### [TASK TO CARRY OUT]
Pictures stay out of the copy; set down each line of the listing below exactly.

### [RECORD SET]
▼

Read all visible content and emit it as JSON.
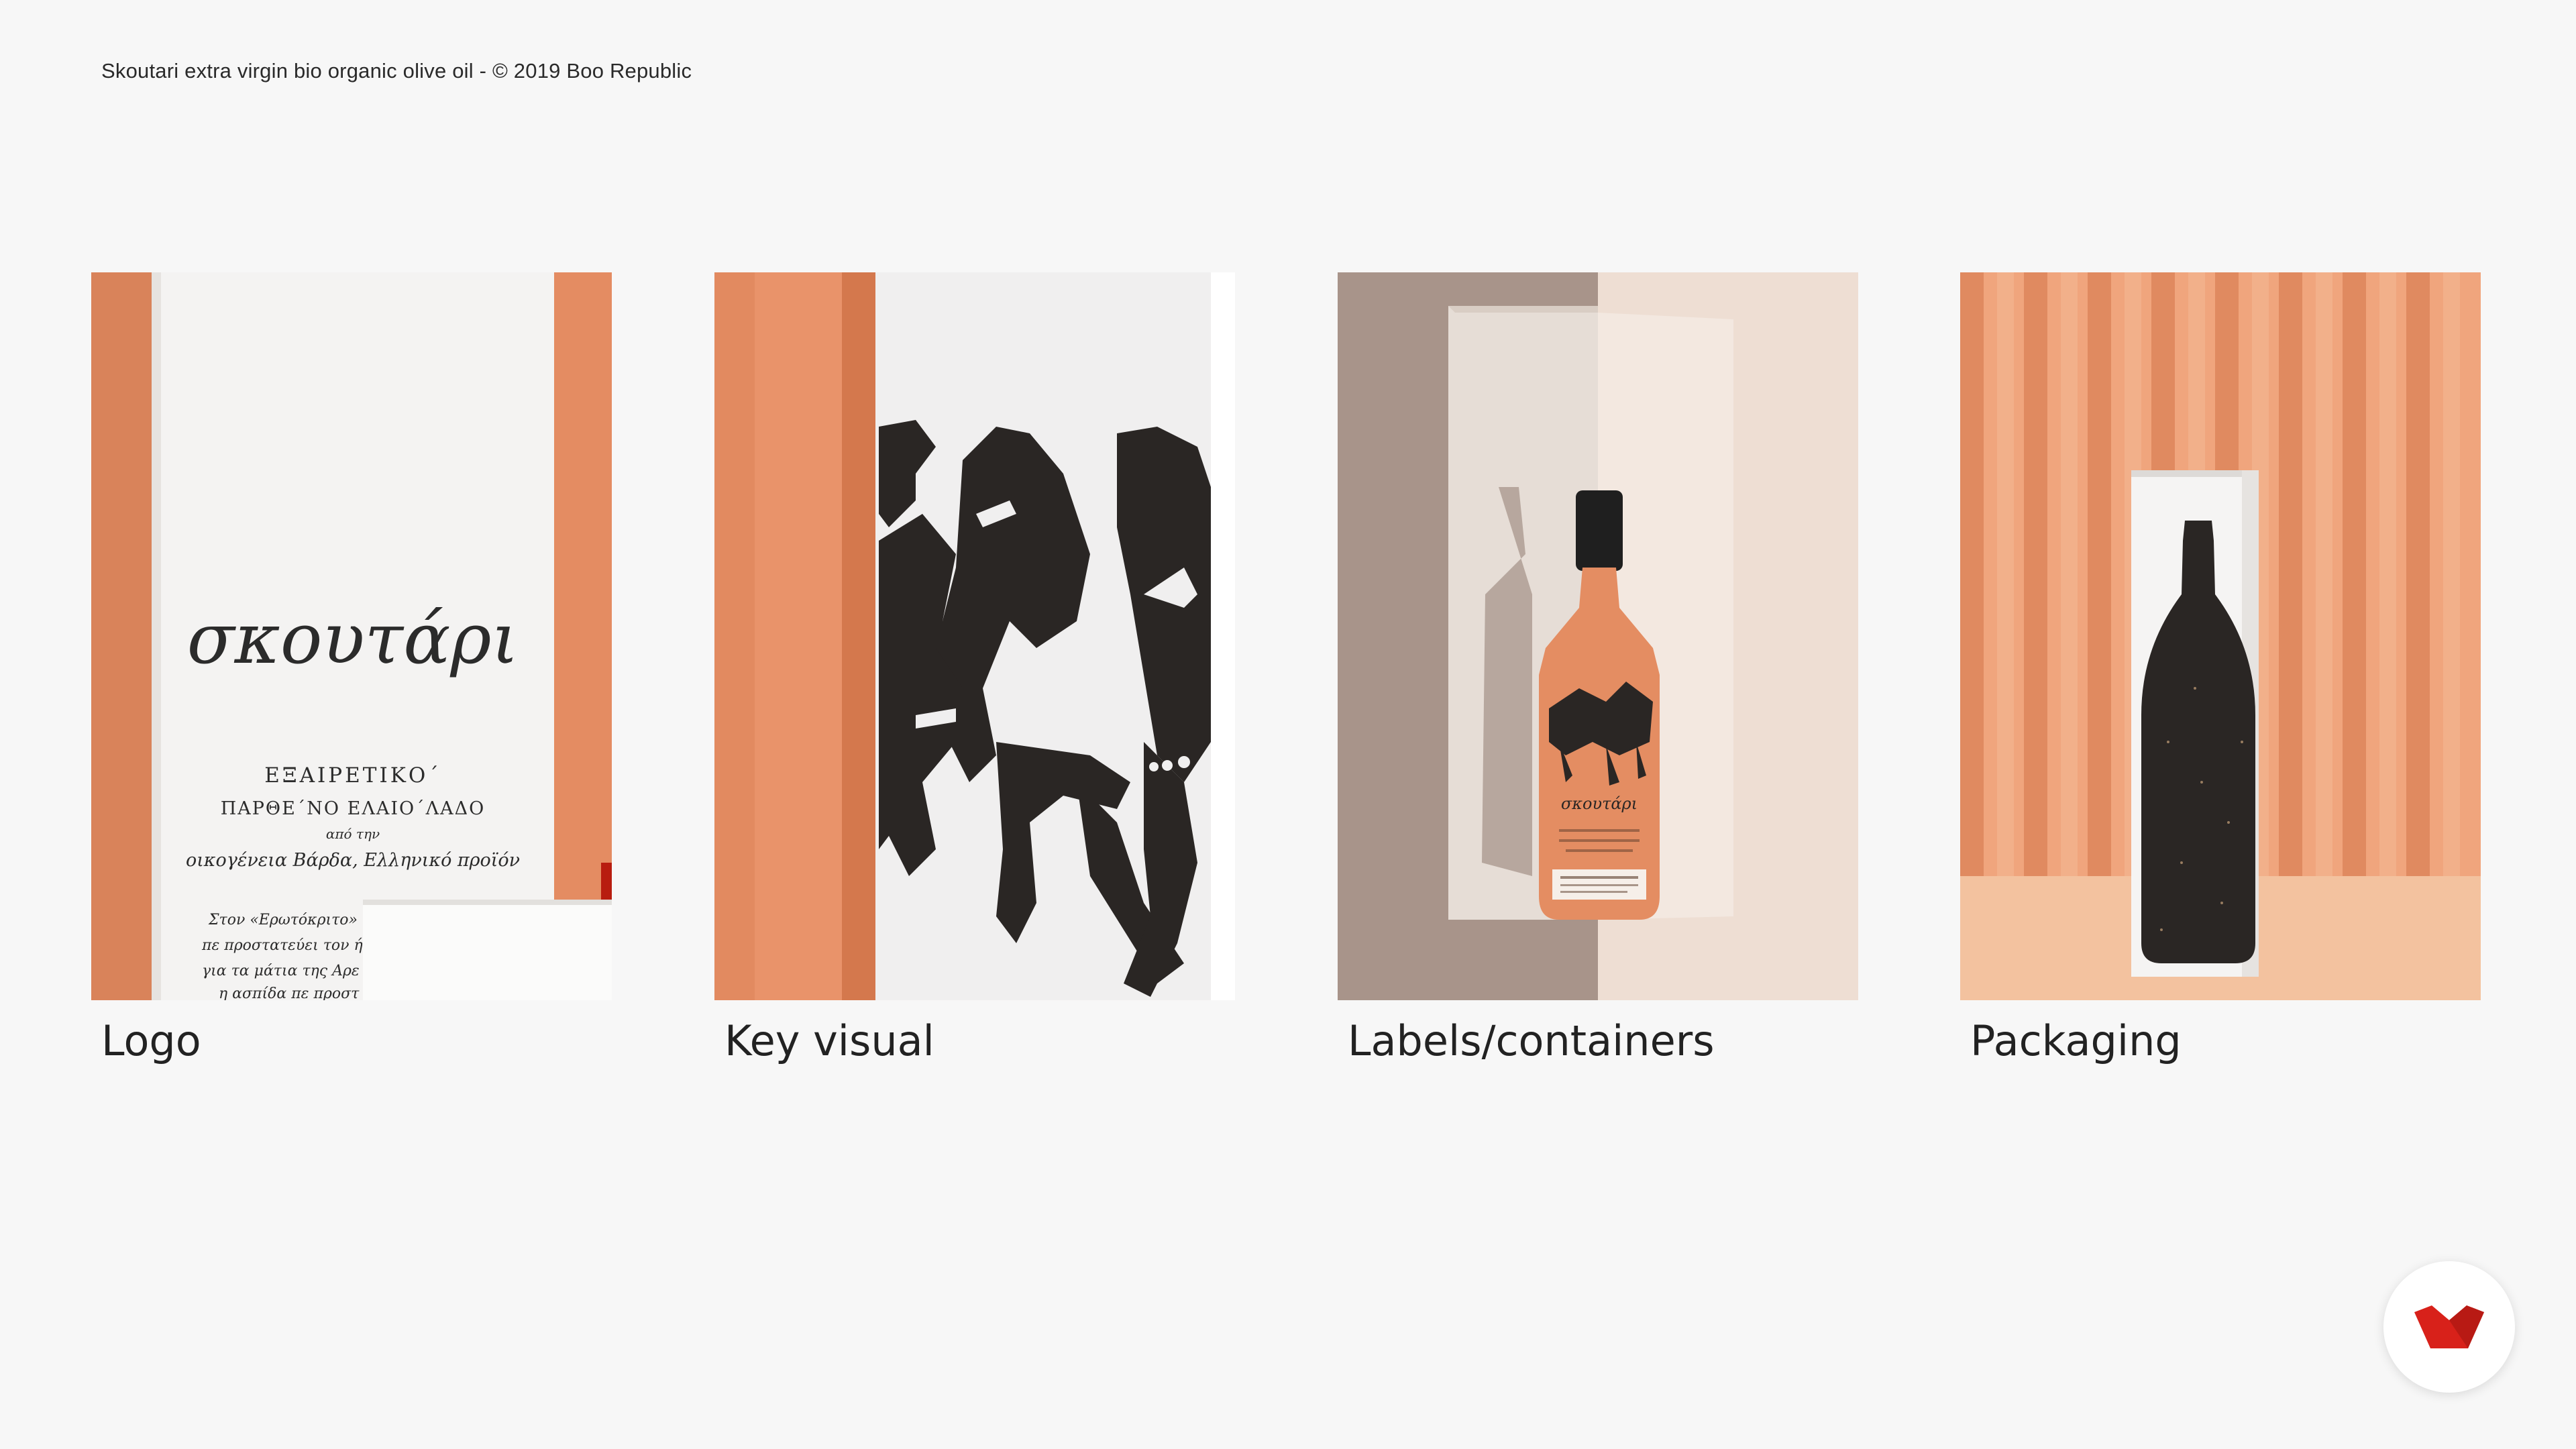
{
  "credit": "Skoutari extra virgin bio organic olive oil - © 2019 Boo Republic",
  "cards": [
    {
      "label": "Logo",
      "logo_word": "σκουτάρι",
      "line1": "ΕΞΑΙΡΕΤΙΚΟ΄",
      "line2": "ΠΑΡΘΕ΄ΝΟ ΕΛΑΙΟ΄ΛΑΔΟ",
      "line3": "από την",
      "line4": "οικογένεια Βάρδα, Ελληνικό προϊόν",
      "poem1": "Στον «Ερωτόκριτο»",
      "poem2": "πε προστατεύει τον ή",
      "poem3": "για τα μάτια της Αρε",
      "poem4": "η ασπίδα πε προστ"
    },
    {
      "label": "Key visual"
    },
    {
      "label": "Labels/containers"
    },
    {
      "label": "Packaging"
    }
  ],
  "colors": {
    "orange": "#e9936a",
    "orange_dark": "#d9835a",
    "background": "#f7f7f7",
    "brand_red": "#d8211a"
  },
  "fab_icon": "brand-logo-icon"
}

▲

### [TASK RESULT]
Read all visible content and emit it as JSON.
{
  "credit": "Skoutari extra virgin bio organic olive oil - © 2019 Boo Republic",
  "cards": [
    {
      "label": "Logo",
      "logo_word": "σκουτάρι",
      "line1": "ΕΞΑΙΡΕΤΙΚΟ΄",
      "line2": "ΠΑΡΘΕ΄ΝΟ ΕΛΑΙΟ΄ΛΑΔΟ",
      "line3": "από την",
      "line4": "οικογένεια Βάρδα, Ελληνικό προϊόν",
      "poem1": "Στον «Ερωτόκριτο»",
      "poem2": "πε προστατεύει τον ή",
      "poem3": "για τα μάτια της Αρε",
      "poem4": "η ασπίδα πε προστ"
    },
    {
      "label": "Key visual"
    },
    {
      "label": "Labels/containers"
    },
    {
      "label": "Packaging"
    }
  ],
  "colors": {
    "orange": "#e9936a",
    "orange_dark": "#d9835a",
    "background": "#f7f7f7",
    "brand_red": "#d8211a"
  },
  "fab_icon": "brand-logo-icon"
}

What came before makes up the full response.